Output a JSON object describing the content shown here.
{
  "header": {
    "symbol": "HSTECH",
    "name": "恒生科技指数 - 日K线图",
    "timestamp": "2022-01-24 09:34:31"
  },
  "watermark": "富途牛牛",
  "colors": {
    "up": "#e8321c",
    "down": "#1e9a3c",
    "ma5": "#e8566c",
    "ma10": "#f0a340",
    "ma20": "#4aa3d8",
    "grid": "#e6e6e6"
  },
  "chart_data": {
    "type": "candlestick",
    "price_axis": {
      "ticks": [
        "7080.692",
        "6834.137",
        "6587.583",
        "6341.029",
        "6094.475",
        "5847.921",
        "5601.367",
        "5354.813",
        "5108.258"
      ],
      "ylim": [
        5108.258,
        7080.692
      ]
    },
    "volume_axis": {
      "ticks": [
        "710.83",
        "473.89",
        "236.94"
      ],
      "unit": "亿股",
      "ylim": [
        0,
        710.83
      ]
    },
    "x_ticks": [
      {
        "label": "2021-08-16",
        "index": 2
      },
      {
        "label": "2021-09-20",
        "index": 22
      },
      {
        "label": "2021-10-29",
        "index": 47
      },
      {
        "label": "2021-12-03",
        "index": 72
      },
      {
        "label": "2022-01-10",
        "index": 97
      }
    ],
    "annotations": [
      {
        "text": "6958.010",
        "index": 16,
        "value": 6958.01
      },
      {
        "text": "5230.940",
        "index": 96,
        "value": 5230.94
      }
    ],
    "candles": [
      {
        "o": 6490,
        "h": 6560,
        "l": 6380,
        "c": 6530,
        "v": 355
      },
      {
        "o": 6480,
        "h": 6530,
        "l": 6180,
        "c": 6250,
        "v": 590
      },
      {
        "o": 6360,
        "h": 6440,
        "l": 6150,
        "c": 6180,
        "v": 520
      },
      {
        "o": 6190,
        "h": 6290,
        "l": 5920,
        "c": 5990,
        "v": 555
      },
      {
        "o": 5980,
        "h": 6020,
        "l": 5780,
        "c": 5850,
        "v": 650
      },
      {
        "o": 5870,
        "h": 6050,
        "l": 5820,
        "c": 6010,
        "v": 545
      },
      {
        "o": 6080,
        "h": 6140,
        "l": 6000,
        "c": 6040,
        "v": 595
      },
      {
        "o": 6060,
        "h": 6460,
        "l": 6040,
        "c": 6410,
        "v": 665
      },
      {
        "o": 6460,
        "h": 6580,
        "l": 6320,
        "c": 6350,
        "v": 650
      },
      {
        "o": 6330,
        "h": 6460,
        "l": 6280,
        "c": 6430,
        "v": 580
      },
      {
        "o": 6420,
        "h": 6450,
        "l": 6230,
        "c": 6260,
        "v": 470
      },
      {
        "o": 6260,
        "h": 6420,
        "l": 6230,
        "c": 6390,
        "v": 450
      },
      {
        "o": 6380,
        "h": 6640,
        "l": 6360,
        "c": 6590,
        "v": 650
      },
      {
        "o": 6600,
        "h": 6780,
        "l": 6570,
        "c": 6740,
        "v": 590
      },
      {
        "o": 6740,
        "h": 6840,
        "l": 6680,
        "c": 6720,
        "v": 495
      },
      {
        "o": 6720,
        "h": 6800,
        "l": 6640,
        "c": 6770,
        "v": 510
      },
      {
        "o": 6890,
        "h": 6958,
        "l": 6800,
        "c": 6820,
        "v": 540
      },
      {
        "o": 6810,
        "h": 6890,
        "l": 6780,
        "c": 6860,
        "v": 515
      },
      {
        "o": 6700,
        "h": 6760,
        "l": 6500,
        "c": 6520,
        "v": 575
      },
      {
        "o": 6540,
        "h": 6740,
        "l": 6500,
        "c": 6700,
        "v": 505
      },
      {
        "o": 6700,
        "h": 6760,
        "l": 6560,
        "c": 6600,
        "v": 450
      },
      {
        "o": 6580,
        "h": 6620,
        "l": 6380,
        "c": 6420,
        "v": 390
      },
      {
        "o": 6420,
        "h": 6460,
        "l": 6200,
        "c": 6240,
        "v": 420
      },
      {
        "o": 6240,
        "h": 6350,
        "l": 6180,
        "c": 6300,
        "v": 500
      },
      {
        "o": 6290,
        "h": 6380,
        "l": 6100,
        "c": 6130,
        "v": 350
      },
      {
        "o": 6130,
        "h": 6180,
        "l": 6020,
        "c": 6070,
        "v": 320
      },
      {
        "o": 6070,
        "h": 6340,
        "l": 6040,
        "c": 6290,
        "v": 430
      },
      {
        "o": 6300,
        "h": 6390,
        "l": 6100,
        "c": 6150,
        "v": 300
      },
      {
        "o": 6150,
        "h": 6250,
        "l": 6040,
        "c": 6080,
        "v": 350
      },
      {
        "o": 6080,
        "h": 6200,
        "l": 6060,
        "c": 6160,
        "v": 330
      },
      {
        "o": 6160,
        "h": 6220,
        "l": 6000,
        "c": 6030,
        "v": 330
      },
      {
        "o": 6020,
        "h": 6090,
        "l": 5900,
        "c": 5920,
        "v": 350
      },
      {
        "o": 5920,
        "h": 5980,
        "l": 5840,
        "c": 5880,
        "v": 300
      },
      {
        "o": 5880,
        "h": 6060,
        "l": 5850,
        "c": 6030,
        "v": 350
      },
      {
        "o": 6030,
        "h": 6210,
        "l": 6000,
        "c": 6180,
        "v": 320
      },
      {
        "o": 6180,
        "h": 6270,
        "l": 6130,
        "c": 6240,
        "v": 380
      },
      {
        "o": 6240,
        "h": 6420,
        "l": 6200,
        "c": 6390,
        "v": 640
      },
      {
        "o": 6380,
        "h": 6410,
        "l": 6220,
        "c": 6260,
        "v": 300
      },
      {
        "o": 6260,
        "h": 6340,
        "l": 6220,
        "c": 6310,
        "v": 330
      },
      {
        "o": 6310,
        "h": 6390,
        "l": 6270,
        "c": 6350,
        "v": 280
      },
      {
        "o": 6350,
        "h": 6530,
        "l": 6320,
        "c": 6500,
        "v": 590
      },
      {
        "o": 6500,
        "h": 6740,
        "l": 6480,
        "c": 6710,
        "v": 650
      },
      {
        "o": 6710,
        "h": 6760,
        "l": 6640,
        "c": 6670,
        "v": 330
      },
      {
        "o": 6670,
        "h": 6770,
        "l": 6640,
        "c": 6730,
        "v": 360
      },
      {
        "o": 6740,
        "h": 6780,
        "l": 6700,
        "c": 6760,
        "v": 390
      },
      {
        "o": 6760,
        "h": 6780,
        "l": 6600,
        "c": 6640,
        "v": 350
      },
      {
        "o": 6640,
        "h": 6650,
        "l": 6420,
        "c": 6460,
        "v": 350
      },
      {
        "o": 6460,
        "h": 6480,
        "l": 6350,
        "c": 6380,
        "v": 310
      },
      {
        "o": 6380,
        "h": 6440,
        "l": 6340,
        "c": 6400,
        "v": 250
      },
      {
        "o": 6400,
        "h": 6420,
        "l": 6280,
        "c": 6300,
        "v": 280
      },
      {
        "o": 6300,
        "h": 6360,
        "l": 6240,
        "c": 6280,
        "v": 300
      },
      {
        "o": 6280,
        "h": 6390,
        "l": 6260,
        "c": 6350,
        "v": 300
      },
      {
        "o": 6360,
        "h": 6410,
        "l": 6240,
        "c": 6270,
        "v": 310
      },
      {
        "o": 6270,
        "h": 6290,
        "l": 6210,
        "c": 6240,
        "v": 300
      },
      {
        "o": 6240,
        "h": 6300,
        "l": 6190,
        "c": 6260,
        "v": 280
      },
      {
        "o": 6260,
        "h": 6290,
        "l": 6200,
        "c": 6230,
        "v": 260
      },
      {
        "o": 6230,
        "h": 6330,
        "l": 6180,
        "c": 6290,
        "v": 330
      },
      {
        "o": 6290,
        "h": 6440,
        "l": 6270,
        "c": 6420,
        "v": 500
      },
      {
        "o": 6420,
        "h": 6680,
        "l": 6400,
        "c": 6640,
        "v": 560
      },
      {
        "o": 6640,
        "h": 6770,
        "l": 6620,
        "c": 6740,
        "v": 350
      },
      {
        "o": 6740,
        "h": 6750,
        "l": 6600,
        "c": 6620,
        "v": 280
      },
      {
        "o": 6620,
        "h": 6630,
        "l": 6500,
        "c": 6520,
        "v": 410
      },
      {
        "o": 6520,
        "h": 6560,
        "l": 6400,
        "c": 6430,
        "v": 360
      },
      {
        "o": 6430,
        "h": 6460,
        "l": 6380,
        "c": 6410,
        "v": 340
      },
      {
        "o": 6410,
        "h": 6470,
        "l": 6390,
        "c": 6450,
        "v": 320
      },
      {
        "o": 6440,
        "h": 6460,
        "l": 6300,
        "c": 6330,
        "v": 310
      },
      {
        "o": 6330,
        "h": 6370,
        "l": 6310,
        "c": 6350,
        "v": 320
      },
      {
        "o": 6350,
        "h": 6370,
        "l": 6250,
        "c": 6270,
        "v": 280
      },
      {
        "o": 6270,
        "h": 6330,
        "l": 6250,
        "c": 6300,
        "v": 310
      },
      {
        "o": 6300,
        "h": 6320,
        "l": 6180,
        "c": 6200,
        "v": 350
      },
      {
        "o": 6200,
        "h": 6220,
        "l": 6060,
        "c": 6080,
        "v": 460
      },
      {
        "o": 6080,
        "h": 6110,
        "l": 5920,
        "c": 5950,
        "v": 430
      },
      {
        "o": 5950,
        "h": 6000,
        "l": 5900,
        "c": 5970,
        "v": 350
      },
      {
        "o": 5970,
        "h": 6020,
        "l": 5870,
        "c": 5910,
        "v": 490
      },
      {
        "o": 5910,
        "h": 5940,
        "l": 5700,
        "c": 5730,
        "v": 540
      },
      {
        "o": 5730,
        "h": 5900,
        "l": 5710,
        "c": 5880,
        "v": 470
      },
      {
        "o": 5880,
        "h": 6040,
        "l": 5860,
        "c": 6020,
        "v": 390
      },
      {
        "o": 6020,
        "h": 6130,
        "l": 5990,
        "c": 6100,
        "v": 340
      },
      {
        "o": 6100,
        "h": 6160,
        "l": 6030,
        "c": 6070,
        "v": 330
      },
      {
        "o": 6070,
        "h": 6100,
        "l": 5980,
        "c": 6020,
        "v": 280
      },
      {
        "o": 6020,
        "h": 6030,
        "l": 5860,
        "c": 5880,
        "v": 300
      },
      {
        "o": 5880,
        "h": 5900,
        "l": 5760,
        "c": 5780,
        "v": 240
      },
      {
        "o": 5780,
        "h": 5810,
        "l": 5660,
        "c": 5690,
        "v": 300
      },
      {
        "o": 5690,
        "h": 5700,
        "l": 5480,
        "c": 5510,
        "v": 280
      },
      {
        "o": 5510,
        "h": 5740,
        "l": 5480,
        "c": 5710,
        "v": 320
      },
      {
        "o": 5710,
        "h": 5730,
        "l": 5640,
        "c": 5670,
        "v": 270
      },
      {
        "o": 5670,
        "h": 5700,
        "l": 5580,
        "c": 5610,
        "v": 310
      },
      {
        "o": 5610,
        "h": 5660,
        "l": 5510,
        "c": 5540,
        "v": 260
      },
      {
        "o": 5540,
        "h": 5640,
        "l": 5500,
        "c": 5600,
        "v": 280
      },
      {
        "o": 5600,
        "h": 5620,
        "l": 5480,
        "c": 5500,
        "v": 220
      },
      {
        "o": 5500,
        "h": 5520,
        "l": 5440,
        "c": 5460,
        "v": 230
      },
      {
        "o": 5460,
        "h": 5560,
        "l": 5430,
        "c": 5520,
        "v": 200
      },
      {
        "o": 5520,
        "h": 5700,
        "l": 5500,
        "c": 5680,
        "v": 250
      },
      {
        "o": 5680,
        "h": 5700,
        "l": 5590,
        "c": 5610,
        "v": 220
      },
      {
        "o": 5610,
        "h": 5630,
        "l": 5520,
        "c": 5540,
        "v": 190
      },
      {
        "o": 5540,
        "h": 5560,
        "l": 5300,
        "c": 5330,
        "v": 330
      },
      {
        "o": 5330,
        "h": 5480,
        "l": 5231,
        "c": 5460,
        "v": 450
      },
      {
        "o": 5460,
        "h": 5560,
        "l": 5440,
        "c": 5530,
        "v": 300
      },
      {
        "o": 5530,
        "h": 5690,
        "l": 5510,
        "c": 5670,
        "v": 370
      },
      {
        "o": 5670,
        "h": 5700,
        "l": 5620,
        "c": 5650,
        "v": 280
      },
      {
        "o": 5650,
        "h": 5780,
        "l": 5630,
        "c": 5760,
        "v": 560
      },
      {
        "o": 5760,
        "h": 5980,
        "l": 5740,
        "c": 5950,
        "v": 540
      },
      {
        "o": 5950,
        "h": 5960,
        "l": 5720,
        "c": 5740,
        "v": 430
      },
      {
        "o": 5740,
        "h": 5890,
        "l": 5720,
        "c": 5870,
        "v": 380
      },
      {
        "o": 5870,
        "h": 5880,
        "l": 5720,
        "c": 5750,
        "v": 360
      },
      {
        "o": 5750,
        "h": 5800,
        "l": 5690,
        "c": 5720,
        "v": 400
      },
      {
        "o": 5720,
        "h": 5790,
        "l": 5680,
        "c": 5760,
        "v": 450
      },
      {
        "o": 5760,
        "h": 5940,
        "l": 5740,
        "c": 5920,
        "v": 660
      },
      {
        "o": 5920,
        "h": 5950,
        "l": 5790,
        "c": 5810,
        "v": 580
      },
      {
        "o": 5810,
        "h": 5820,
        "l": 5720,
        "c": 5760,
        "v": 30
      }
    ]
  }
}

_ _ _

== Written instruction ==
Out of the records, collect only those lines that contain the string "label".

== Task response ==
        "label": "2021-08-16",
        "label": "2021-09-20",
        "label": "2021-10-29",
        "label": "2021-12-03",
        "label": "2022-01-10",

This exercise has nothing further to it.